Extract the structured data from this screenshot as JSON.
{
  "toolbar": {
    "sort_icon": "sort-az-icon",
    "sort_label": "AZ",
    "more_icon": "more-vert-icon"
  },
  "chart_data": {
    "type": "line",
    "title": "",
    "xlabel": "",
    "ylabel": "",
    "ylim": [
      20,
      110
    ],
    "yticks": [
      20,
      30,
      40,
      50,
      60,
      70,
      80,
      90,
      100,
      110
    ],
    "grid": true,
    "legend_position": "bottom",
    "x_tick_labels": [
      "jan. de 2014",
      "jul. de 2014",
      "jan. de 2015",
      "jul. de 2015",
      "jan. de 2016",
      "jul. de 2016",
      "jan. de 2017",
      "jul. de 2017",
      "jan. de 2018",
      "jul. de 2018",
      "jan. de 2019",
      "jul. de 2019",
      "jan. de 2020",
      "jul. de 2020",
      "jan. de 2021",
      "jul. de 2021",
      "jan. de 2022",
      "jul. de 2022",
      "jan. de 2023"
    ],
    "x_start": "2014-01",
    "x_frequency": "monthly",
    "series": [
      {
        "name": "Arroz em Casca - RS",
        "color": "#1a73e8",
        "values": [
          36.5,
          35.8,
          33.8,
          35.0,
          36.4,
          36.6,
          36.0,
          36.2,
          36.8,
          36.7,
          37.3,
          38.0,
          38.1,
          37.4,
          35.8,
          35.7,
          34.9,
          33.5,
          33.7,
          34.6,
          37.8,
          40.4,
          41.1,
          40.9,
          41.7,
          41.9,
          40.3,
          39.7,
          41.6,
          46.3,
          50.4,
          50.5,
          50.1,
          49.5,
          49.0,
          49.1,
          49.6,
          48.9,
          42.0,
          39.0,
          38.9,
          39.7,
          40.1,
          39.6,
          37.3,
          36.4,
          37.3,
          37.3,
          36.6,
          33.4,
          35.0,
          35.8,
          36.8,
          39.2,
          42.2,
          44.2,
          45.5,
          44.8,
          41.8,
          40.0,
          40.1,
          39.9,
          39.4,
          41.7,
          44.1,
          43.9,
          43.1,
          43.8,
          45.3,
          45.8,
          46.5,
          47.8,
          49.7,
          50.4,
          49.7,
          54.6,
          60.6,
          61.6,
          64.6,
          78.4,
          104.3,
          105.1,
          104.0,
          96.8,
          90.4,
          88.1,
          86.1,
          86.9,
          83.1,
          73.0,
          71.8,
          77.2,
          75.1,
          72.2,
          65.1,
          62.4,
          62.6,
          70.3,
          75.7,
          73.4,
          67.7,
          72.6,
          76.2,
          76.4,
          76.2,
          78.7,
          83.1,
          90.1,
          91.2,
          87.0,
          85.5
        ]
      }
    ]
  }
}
● ● ● ● ●
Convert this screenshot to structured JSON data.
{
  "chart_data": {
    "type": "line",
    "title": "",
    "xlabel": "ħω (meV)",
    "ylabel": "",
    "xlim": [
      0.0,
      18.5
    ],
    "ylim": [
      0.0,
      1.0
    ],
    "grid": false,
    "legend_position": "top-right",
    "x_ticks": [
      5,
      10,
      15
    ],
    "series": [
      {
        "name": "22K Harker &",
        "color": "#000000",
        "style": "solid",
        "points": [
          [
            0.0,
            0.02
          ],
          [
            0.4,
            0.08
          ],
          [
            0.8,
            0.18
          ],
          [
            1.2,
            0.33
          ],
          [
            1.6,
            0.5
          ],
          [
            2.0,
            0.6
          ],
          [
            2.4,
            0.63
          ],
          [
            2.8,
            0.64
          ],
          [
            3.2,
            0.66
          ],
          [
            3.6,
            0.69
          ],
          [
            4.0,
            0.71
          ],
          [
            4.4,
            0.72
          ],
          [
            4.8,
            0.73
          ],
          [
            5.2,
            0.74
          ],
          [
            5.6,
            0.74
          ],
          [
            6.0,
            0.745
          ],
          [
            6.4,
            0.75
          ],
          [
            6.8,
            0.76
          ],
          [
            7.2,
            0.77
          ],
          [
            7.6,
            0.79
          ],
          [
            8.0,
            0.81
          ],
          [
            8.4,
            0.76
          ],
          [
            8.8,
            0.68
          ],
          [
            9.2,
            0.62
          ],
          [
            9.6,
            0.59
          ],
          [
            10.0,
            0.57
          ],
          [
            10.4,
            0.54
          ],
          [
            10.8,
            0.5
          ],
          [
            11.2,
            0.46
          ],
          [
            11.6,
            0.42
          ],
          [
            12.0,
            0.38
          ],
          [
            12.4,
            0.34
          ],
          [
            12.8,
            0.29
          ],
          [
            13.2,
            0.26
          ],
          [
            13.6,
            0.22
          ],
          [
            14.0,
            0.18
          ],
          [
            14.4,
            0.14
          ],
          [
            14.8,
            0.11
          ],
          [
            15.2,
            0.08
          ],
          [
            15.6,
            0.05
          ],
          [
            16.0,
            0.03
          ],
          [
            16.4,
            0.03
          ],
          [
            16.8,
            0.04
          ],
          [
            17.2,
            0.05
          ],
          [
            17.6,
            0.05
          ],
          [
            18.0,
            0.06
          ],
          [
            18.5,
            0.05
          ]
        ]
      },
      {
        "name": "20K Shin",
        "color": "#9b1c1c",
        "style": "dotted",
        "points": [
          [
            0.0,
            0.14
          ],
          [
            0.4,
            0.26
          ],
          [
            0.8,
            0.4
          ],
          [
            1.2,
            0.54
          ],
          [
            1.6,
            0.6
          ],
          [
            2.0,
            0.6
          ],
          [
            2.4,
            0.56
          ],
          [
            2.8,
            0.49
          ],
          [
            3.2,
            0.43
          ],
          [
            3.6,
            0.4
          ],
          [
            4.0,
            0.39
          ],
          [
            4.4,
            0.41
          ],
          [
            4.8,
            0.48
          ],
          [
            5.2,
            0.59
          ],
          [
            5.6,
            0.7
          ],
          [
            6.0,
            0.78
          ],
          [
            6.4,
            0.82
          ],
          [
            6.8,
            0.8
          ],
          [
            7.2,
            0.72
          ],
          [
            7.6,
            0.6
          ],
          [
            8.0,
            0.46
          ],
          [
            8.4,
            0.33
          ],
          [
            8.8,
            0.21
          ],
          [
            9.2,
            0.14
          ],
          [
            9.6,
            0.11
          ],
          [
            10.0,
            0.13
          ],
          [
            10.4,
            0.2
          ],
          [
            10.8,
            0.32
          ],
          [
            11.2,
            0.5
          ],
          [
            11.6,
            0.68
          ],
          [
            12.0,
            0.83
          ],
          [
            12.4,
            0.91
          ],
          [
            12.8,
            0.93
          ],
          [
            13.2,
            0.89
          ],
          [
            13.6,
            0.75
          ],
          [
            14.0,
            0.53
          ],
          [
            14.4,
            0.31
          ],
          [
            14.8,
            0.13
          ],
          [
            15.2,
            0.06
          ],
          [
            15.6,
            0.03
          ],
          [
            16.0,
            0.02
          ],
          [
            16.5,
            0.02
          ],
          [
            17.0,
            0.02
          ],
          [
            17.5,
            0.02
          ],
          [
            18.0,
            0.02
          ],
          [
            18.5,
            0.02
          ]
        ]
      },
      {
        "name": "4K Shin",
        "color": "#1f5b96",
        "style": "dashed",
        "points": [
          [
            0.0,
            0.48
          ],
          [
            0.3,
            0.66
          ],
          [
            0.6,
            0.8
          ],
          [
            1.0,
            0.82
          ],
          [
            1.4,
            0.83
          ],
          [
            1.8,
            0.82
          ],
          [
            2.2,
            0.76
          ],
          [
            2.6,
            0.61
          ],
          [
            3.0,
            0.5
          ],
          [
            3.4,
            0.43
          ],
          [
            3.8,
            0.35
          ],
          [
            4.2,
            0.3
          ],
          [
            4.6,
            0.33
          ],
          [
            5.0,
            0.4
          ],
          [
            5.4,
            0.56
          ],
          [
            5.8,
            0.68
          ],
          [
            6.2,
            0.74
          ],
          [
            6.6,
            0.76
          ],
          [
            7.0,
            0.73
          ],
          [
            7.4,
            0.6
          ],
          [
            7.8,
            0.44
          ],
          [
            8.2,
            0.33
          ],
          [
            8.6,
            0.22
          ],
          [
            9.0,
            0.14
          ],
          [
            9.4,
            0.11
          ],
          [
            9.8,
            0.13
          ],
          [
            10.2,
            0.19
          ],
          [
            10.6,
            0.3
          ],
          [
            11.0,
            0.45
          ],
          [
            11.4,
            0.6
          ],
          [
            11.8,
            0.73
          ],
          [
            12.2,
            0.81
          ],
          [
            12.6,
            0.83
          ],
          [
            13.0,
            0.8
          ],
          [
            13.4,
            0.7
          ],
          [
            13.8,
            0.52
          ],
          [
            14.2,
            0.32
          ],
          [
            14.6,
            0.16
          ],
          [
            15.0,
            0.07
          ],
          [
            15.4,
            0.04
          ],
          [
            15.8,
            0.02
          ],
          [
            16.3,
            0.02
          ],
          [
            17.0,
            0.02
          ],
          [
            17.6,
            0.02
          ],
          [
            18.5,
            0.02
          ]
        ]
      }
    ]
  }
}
● ● ● ● ●
## [Exercise brief]
Return all the lines that contain the string "structured".

## [Solution for this task]
Extract the structured data from this screenshot as JSON.
Convert this screenshot to structured JSON data.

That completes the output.